## [AIM OF THE TASK]
Tally the lines in the records underneath that contain the string "JSON", and state the figure by itself.

## [Stored dataset items]
*****

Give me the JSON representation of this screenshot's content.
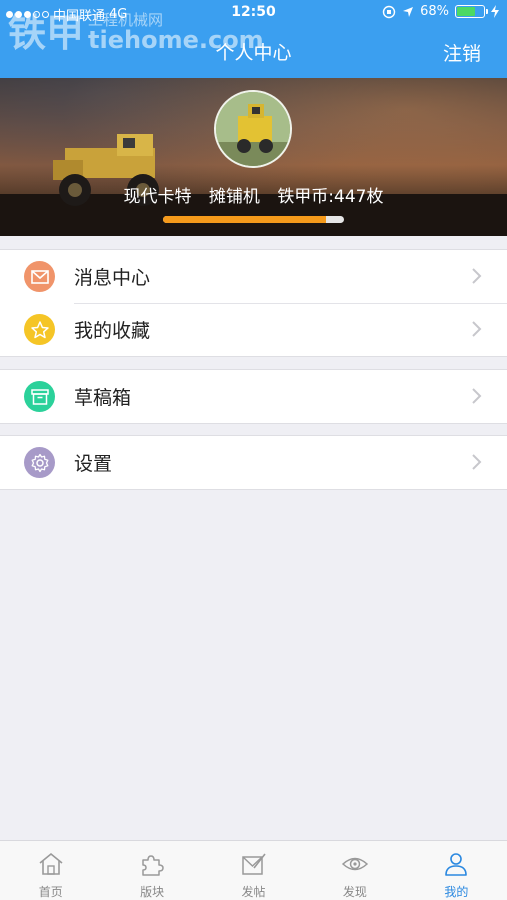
{
  "status_bar": {
    "carrier": "中国联通",
    "network": "4G",
    "time": "12:50",
    "battery": "68%"
  },
  "watermark": {
    "logo": "铁甲",
    "cn": "工程机械网",
    "url": "tiehome.com"
  },
  "nav": {
    "title": "个人中心",
    "right_action": "注销"
  },
  "profile": {
    "brand": "现代卡特",
    "category": "摊铺机",
    "coins": "铁甲币:447枚",
    "level_progress": 0.9
  },
  "menu_groups": [
    [
      {
        "label": "消息中心",
        "icon": "mail-icon",
        "color": "#f0946a"
      },
      {
        "label": "我的收藏",
        "icon": "star-icon",
        "color": "#f5c526"
      }
    ],
    [
      {
        "label": "草稿箱",
        "icon": "archive-icon",
        "color": "#2bd19a"
      }
    ],
    [
      {
        "label": "设置",
        "icon": "gear-icon",
        "color": "#a79ac8"
      }
    ]
  ],
  "tabs": [
    {
      "label": "首页",
      "icon": "home-icon"
    },
    {
      "label": "版块",
      "icon": "puzzle-icon"
    },
    {
      "label": "发帖",
      "icon": "compose-icon"
    },
    {
      "label": "发现",
      "icon": "eye-icon"
    },
    {
      "label": "我的",
      "icon": "user-icon",
      "active": true
    }
  ],
  "colors": {
    "nav": "#3b9ff0",
    "progress": "#f59a1b",
    "tab_active": "#2a88e0"
  }
}
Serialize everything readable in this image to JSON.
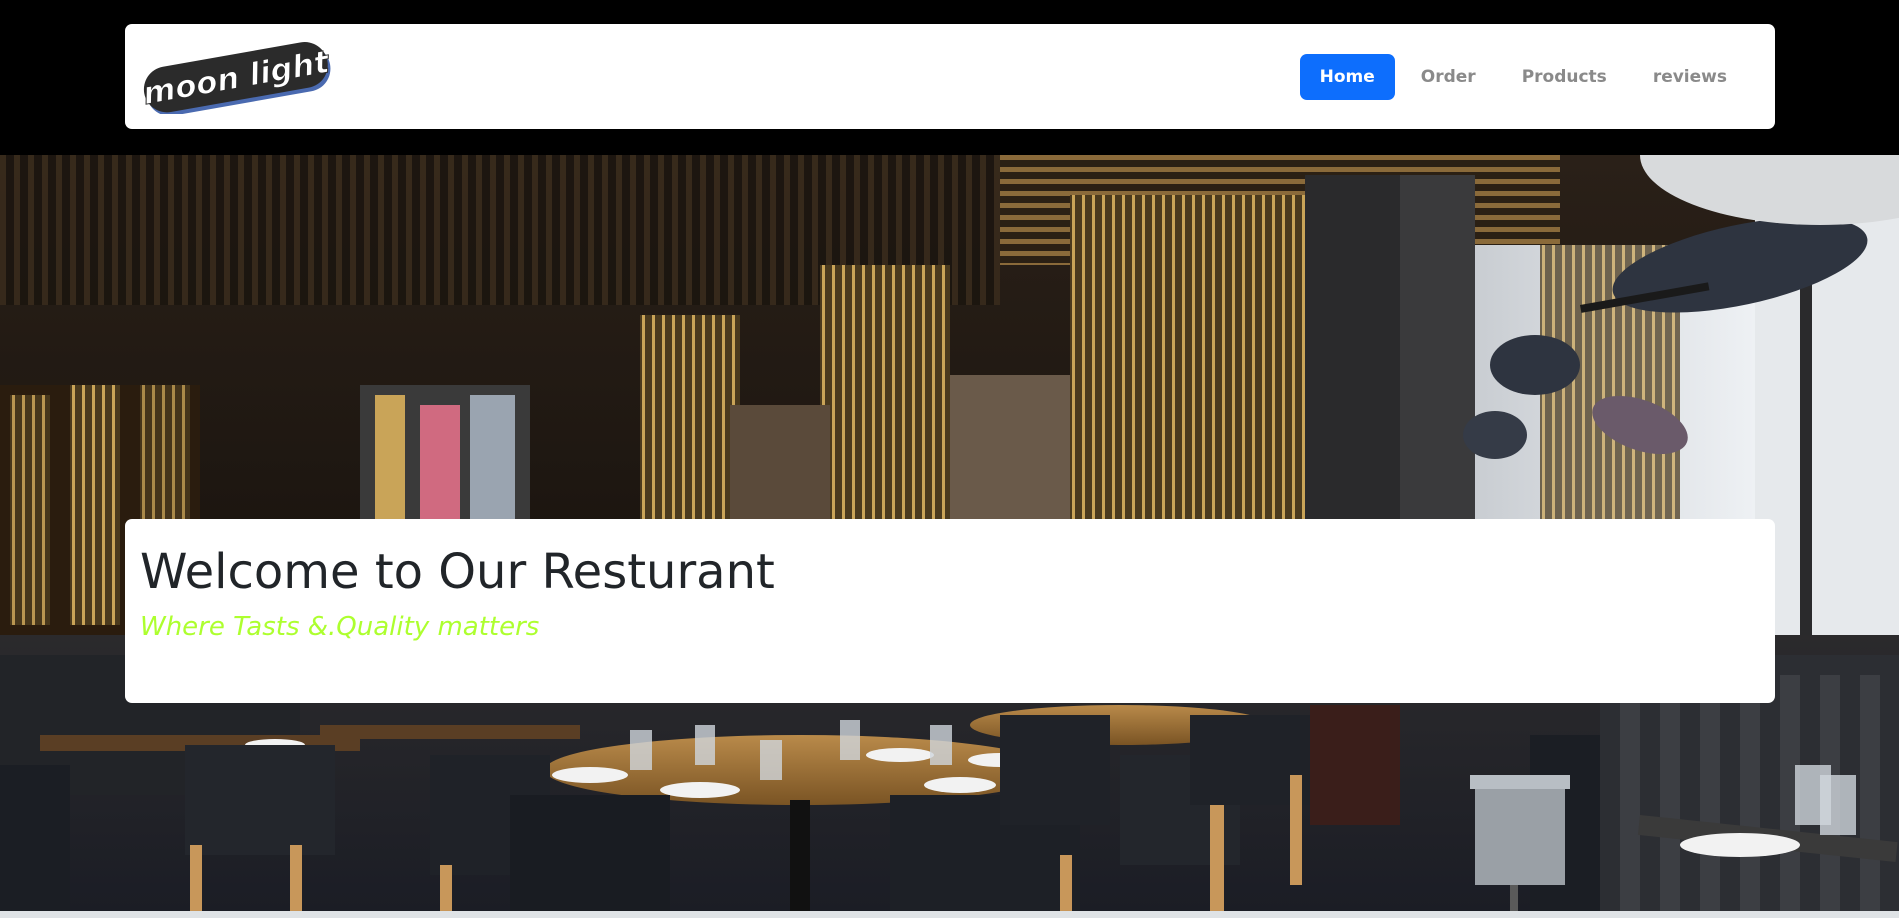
{
  "logo": {
    "text": "moon light"
  },
  "nav": {
    "items": [
      {
        "label": "Home",
        "active": true
      },
      {
        "label": "Order",
        "active": false
      },
      {
        "label": "Products",
        "active": false
      },
      {
        "label": "reviews",
        "active": false
      }
    ]
  },
  "hero": {
    "title": "Welcome to Our Resturant",
    "subtitle": "Where Tasts &.Quality matters"
  },
  "colors": {
    "accent": "#0d6efd",
    "subtitle": "#adff2f",
    "title": "#212529"
  }
}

*****

## [EXPECTED ANSWER]
2